• **WHAT TO DO**
Find the word "dias" in the material below and gather every line that contains it.

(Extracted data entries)
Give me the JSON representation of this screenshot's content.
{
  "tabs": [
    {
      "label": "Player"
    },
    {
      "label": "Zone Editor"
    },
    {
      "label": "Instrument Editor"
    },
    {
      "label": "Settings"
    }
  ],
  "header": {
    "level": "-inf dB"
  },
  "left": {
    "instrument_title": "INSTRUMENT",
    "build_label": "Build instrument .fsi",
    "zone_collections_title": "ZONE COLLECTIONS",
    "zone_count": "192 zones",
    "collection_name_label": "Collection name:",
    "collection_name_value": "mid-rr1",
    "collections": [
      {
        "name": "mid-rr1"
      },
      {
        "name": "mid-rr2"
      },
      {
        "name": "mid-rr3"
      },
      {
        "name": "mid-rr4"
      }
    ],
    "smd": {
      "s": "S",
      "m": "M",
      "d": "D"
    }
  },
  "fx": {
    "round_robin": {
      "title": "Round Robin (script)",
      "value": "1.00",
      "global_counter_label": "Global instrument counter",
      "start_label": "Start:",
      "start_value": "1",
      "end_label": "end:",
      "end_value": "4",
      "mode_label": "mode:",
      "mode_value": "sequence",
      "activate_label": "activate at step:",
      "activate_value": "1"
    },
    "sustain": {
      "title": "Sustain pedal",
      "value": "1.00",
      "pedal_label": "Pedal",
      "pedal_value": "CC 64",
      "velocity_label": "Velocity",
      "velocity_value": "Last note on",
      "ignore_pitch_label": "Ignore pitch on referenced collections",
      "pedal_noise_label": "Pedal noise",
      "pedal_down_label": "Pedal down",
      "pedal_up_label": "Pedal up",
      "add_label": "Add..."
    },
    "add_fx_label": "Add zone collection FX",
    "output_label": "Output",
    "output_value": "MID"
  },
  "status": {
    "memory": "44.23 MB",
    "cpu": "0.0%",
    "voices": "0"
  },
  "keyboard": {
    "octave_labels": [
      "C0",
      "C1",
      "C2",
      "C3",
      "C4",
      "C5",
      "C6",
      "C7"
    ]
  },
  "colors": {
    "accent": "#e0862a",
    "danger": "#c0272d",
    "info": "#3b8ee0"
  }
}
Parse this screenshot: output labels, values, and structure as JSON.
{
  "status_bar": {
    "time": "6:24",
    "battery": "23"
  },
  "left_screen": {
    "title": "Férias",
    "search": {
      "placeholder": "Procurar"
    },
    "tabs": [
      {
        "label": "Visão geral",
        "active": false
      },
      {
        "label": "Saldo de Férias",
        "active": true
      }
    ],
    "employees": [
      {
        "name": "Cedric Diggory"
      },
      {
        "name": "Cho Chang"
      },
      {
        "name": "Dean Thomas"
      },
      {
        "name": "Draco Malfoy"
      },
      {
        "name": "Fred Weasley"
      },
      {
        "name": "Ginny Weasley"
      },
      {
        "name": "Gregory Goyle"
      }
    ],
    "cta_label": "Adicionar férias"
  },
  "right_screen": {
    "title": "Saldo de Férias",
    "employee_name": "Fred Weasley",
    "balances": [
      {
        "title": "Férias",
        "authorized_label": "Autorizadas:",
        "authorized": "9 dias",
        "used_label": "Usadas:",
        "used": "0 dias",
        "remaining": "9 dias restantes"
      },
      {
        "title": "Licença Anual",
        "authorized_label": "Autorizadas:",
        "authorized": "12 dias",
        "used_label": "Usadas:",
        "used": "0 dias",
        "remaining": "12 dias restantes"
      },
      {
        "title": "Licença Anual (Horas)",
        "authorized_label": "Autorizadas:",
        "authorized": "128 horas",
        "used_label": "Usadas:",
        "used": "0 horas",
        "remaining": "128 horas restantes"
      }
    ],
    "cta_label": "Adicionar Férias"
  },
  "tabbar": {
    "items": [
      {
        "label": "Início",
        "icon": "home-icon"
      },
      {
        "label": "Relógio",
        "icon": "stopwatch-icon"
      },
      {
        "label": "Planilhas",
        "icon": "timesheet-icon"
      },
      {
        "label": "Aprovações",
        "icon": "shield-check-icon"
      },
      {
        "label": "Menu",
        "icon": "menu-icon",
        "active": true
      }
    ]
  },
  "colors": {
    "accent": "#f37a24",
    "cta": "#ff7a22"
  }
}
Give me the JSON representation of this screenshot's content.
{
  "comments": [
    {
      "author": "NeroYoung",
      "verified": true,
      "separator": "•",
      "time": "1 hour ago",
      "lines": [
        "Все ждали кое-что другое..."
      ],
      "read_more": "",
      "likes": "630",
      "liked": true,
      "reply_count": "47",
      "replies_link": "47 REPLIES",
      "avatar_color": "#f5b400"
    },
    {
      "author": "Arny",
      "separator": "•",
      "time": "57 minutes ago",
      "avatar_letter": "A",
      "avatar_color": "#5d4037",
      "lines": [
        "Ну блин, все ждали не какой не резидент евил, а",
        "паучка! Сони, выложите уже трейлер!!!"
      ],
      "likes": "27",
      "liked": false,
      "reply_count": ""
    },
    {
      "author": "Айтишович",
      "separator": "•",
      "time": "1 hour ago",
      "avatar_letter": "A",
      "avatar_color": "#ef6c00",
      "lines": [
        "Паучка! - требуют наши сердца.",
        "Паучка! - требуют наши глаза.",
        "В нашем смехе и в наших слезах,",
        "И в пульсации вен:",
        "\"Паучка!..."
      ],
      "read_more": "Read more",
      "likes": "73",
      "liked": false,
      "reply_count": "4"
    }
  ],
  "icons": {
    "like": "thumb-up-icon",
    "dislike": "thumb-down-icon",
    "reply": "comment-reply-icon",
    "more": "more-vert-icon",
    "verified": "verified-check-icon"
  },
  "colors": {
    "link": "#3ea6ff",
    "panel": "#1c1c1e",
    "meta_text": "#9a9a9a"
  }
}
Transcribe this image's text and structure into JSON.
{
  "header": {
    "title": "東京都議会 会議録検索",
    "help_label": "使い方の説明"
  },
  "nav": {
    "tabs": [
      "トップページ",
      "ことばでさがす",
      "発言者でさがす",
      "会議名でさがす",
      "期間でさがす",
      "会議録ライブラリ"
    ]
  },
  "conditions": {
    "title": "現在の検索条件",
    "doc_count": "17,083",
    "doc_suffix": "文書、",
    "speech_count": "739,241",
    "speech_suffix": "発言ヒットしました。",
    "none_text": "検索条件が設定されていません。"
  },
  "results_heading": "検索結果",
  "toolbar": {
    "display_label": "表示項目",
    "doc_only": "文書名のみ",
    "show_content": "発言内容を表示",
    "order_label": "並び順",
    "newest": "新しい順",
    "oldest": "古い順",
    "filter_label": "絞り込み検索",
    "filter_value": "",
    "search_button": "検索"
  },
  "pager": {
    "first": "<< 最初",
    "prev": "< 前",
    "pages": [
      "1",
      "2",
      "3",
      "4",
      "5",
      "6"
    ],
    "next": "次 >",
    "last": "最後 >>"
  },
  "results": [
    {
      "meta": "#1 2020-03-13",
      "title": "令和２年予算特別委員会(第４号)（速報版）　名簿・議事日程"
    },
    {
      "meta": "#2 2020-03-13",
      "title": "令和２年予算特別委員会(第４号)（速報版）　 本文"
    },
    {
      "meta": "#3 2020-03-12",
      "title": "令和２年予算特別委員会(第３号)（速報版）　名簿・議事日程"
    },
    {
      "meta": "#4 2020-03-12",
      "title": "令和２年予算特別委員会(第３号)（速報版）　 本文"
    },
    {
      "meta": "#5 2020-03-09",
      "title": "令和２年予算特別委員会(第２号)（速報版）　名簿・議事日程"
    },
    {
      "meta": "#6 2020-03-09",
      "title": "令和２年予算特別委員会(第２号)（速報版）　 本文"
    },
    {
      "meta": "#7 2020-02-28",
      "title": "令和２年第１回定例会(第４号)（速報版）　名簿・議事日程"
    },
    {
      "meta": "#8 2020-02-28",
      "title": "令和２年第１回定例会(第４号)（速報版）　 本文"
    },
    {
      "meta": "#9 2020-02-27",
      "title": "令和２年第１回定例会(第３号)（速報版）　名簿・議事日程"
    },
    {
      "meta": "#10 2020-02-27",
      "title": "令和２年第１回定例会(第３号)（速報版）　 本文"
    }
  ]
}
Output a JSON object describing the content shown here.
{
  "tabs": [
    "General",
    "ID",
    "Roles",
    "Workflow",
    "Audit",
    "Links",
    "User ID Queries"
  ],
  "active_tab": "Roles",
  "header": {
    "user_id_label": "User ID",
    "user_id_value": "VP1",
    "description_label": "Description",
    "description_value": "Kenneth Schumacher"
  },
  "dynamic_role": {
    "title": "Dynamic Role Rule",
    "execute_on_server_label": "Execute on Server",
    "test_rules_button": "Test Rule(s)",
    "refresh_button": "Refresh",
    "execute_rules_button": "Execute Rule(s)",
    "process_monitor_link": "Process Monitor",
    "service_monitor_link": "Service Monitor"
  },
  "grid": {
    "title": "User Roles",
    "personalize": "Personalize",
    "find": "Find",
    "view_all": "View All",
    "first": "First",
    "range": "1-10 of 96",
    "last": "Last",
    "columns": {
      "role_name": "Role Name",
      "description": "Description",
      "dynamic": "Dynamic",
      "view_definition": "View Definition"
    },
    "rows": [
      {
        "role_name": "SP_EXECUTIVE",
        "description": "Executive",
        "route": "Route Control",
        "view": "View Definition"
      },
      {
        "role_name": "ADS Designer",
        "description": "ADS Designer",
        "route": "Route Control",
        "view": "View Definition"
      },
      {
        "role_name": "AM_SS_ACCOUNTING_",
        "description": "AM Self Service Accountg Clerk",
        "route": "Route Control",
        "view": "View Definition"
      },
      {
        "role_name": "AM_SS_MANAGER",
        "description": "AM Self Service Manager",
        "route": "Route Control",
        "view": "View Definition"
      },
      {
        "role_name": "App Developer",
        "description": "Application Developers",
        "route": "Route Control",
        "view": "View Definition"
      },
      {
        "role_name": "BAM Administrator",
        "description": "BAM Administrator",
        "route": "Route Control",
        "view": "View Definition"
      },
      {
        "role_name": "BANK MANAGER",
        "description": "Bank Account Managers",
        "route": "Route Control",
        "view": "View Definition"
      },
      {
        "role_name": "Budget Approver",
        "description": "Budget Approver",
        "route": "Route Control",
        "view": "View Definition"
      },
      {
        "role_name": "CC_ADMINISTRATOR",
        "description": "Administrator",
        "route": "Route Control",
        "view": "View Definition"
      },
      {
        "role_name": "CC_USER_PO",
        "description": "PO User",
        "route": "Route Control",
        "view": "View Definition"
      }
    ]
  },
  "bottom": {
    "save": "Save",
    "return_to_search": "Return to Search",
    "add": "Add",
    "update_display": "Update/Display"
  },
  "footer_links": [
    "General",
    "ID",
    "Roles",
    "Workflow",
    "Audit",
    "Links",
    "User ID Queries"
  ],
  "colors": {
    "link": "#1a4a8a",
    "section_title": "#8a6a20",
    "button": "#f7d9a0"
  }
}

• **TASK OUTPUT**
        "authorized": "9 dias",
        "used": "0 dias",
        "remaining": "9 dias restantes"
        "authorized": "12 dias",
        "used": "0 dias",
        "remaining": "12 dias restantes"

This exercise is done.